Task> Copy each line where the word "screenshot" occurs.

Input rows>
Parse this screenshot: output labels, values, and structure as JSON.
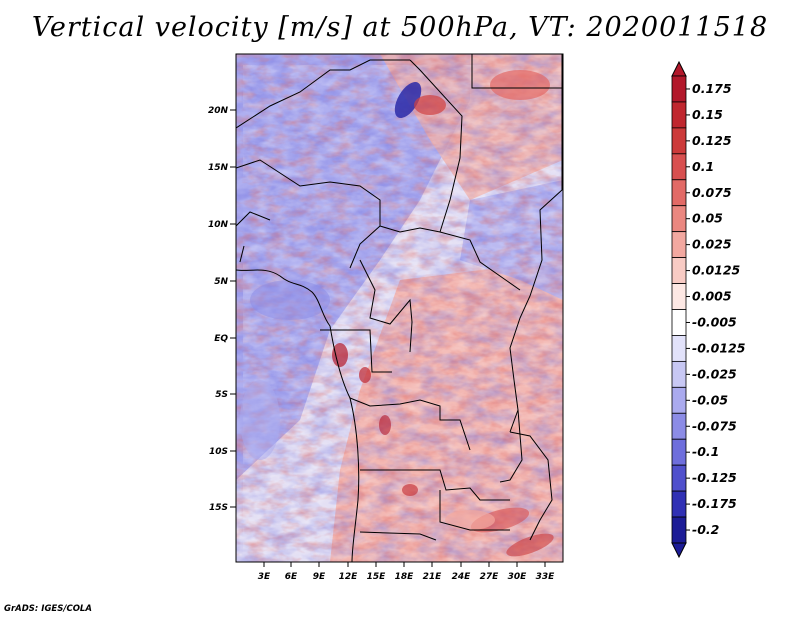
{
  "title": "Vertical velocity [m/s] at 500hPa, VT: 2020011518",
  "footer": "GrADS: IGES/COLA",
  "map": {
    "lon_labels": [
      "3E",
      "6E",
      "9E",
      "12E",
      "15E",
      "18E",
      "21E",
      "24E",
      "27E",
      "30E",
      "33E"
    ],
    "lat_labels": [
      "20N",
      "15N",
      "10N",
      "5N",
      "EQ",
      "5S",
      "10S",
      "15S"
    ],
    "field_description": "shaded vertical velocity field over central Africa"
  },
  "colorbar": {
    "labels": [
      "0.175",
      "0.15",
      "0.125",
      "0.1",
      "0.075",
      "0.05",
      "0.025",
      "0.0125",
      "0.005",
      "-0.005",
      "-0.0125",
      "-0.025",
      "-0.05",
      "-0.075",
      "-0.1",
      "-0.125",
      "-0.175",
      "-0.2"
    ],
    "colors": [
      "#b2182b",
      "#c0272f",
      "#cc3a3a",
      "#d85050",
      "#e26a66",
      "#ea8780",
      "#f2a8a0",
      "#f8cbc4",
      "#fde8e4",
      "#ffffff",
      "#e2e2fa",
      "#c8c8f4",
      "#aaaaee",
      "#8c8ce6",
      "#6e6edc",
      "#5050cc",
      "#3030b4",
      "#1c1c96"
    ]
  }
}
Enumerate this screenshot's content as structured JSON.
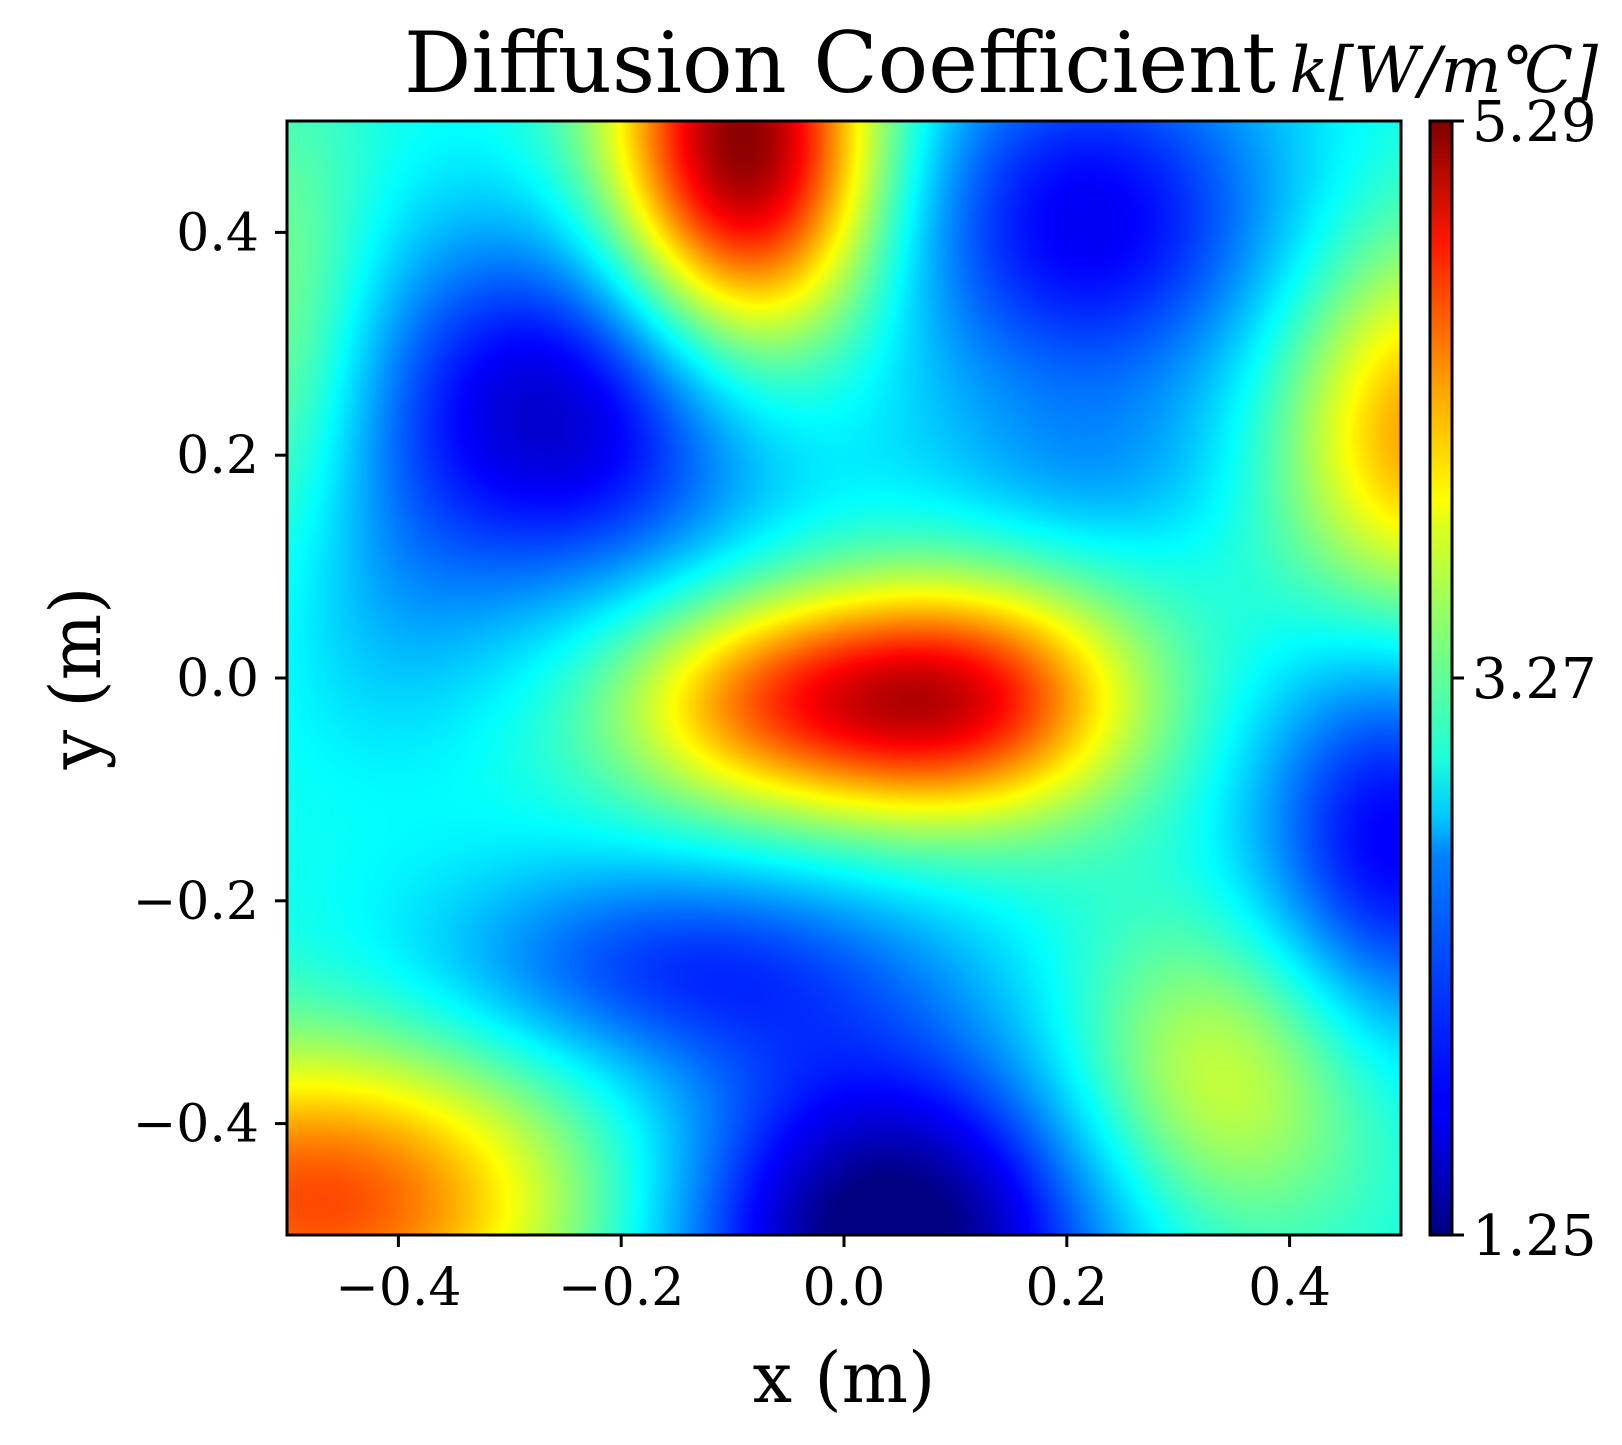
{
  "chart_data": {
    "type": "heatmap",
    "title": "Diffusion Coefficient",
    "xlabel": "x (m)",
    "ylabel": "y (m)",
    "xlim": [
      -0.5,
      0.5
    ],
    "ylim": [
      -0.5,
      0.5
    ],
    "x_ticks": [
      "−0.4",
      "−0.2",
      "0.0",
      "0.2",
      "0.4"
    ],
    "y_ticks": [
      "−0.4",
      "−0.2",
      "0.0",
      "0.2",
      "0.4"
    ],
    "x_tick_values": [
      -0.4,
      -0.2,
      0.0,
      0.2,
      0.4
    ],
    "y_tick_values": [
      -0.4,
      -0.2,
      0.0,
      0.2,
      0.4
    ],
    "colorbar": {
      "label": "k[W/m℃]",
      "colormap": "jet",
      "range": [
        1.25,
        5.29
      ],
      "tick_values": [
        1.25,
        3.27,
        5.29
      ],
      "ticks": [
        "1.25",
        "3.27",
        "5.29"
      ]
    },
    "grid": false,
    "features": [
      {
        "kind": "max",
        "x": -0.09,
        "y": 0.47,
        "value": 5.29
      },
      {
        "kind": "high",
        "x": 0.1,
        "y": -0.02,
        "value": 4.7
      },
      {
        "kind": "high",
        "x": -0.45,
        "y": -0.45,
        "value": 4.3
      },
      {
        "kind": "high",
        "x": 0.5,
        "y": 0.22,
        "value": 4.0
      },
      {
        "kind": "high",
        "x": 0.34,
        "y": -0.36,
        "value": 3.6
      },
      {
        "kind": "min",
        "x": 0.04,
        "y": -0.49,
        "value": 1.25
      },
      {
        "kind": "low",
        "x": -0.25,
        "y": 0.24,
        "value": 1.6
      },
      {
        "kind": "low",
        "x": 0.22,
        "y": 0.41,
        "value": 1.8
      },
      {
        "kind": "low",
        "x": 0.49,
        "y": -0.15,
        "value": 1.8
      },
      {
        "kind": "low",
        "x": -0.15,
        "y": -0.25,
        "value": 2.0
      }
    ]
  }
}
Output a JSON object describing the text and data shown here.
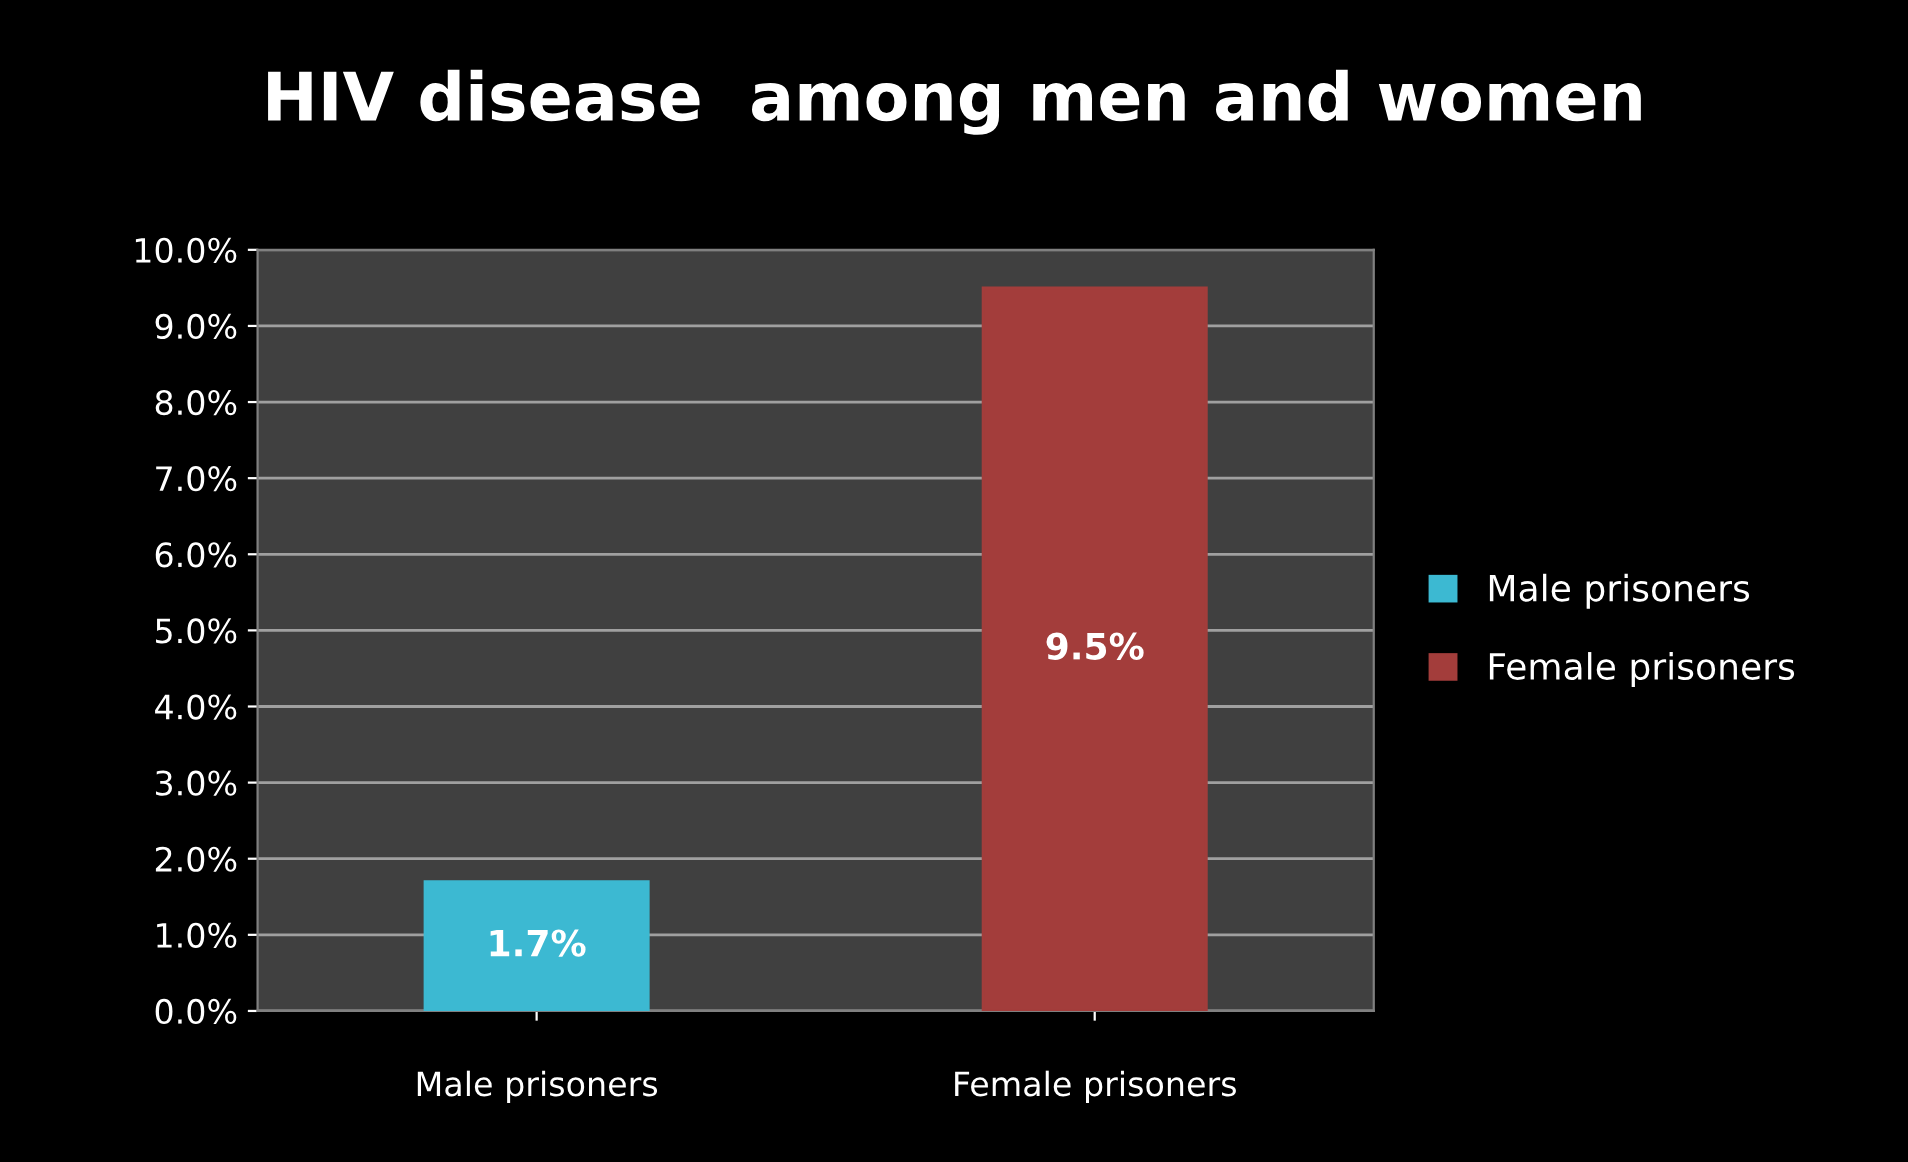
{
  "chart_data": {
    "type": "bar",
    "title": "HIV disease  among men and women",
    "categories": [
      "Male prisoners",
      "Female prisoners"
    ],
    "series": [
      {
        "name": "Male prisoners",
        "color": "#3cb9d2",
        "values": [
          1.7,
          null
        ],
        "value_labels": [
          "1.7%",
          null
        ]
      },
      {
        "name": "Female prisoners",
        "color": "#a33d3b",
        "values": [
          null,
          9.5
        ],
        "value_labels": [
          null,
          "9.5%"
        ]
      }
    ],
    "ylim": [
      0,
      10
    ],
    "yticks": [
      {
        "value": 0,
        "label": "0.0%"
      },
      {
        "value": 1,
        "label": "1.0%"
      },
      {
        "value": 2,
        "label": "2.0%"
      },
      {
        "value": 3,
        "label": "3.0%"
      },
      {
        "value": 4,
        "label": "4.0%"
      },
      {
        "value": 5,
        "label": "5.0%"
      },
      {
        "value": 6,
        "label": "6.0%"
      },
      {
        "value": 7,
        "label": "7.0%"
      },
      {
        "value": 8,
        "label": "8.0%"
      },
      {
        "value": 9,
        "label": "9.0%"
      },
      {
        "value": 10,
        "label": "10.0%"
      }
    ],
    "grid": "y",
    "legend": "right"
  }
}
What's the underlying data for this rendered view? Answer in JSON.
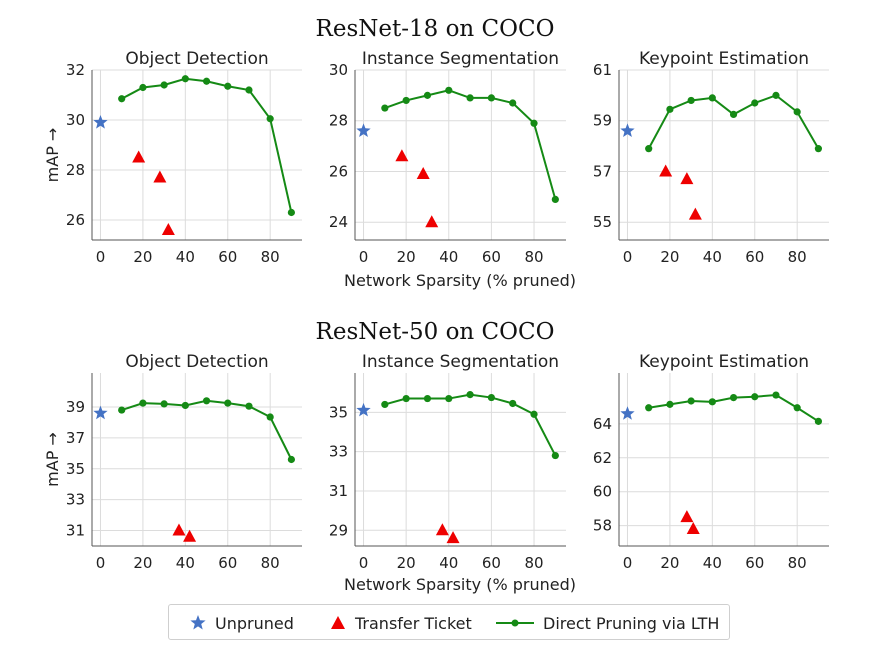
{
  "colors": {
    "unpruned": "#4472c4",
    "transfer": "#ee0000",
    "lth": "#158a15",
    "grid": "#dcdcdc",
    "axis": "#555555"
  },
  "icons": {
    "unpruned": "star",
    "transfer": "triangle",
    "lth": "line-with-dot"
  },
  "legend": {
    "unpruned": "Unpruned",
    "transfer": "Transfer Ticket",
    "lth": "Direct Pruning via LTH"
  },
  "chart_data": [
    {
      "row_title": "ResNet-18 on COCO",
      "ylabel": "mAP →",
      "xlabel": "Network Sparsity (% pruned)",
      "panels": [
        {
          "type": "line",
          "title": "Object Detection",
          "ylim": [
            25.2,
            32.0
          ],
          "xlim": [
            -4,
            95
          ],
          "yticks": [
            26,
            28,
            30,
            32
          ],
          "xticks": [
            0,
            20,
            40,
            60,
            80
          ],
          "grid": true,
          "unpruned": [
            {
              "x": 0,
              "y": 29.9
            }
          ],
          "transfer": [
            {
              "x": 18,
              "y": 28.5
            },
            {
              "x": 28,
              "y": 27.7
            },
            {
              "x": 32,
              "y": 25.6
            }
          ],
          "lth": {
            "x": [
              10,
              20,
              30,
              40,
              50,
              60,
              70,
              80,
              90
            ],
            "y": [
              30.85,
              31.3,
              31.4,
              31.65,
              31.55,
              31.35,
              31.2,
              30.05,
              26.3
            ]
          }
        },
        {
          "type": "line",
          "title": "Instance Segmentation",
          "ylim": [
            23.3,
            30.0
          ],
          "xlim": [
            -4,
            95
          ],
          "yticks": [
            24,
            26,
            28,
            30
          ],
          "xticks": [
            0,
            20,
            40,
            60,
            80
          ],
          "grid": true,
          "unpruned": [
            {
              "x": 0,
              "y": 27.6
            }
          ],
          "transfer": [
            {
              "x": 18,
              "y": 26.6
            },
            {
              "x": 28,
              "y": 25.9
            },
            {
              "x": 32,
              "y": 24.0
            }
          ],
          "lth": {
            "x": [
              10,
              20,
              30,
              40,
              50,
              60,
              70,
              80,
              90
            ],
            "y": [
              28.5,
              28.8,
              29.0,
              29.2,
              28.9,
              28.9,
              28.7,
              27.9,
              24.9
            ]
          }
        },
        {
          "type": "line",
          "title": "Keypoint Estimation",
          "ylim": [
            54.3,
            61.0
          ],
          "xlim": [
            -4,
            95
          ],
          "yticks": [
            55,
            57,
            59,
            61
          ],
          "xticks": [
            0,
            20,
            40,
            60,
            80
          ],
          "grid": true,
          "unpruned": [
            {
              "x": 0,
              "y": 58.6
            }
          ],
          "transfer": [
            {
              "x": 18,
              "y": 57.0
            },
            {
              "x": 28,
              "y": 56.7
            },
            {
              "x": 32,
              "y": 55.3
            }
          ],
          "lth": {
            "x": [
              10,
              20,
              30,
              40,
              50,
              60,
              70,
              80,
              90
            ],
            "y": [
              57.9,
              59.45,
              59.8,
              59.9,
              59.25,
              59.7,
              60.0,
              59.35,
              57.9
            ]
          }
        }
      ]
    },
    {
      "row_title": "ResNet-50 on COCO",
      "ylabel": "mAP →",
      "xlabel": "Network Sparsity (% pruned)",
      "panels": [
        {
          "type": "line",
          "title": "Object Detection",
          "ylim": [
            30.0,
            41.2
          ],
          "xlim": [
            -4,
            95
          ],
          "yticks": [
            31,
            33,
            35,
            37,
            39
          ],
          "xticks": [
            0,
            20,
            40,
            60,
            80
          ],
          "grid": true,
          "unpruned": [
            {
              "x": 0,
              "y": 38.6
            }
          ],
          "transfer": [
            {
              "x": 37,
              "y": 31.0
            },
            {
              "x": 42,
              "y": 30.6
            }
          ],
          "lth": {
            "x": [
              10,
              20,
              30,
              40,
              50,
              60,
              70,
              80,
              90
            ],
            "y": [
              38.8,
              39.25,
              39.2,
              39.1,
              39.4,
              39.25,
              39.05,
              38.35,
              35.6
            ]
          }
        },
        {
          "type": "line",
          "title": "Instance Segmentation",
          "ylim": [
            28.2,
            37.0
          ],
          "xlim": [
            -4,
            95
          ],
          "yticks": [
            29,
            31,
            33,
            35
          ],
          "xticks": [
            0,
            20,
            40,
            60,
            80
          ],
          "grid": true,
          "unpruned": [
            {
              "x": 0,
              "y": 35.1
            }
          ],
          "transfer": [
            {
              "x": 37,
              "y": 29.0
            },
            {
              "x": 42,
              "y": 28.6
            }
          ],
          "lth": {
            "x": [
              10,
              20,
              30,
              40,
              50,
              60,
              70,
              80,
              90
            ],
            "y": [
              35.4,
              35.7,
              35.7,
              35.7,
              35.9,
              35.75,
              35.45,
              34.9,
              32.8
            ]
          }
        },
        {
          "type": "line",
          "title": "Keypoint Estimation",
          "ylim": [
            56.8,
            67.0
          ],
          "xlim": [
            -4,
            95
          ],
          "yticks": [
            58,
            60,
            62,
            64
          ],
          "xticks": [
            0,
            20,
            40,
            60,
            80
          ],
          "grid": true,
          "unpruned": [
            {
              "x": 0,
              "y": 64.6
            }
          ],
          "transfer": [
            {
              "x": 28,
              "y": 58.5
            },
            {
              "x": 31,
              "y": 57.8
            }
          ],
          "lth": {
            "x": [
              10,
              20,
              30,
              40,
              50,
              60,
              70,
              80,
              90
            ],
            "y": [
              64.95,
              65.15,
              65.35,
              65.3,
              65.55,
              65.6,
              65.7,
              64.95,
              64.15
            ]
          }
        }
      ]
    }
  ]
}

Problem solution>
Parse this screenshot: output labels, values, and structure as JSON.
Enumerate this screenshot's content as structured JSON.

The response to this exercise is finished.